Problem to work on – Pick out every line with the word "Voorzorgsmaatregelen" and copy it.

Given entries –
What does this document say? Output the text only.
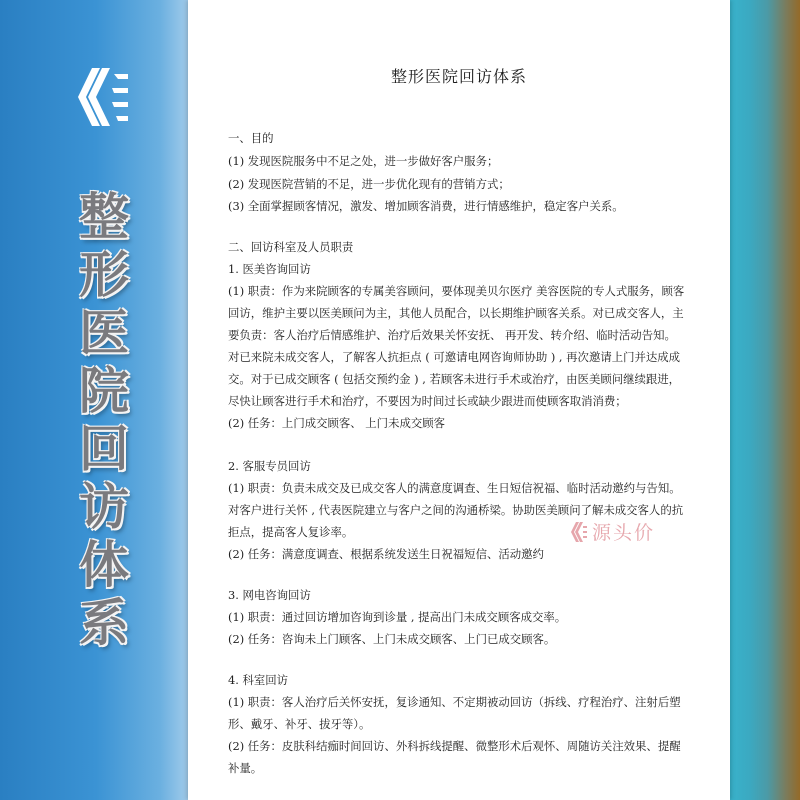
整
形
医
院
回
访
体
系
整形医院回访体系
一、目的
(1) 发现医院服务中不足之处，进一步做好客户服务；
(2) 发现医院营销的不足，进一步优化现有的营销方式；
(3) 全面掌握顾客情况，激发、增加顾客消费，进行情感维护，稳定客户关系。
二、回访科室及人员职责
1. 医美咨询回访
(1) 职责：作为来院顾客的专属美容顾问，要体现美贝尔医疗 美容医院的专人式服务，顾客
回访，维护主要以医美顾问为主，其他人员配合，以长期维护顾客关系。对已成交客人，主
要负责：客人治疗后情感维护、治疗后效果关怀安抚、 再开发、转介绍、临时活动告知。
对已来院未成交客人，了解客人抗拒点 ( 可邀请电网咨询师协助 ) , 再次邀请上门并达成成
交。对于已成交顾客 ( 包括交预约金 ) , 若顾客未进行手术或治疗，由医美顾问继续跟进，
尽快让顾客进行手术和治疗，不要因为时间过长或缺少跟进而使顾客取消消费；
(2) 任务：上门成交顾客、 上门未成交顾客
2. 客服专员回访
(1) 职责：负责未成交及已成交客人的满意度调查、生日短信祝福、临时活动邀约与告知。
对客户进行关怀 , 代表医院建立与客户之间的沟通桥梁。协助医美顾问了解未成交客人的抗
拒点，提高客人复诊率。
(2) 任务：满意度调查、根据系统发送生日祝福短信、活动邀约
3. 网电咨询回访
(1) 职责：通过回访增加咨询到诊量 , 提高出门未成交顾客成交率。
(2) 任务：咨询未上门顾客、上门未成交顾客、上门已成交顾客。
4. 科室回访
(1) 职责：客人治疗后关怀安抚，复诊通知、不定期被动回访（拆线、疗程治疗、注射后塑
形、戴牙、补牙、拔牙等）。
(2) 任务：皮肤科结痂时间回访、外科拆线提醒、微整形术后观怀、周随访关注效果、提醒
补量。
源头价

--

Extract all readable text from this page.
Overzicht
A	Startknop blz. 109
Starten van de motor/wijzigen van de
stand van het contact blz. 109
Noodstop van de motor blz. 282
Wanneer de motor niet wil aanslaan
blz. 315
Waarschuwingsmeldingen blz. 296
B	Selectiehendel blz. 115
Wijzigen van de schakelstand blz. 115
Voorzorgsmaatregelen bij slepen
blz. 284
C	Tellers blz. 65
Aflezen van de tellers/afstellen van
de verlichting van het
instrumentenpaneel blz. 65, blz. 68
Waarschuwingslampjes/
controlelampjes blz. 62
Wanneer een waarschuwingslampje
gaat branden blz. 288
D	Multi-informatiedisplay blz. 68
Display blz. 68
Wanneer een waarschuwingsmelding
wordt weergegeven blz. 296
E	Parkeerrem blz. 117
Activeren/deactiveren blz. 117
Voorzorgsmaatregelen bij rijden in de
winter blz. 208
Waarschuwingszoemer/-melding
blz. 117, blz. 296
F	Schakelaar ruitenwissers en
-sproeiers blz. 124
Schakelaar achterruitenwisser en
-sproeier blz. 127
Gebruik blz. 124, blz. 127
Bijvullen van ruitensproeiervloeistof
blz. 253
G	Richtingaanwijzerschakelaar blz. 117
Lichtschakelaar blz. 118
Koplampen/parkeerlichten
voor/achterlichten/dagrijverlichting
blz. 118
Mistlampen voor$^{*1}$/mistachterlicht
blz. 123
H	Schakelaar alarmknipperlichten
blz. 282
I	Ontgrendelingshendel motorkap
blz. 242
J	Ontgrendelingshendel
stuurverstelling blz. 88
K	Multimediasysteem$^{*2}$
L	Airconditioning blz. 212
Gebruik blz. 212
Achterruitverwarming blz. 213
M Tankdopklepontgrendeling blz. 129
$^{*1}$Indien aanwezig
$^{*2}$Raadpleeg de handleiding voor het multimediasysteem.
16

Task output –
Voorzorgsmaatregelen bij slepen
Voorzorgsmaatregelen bij rijden in de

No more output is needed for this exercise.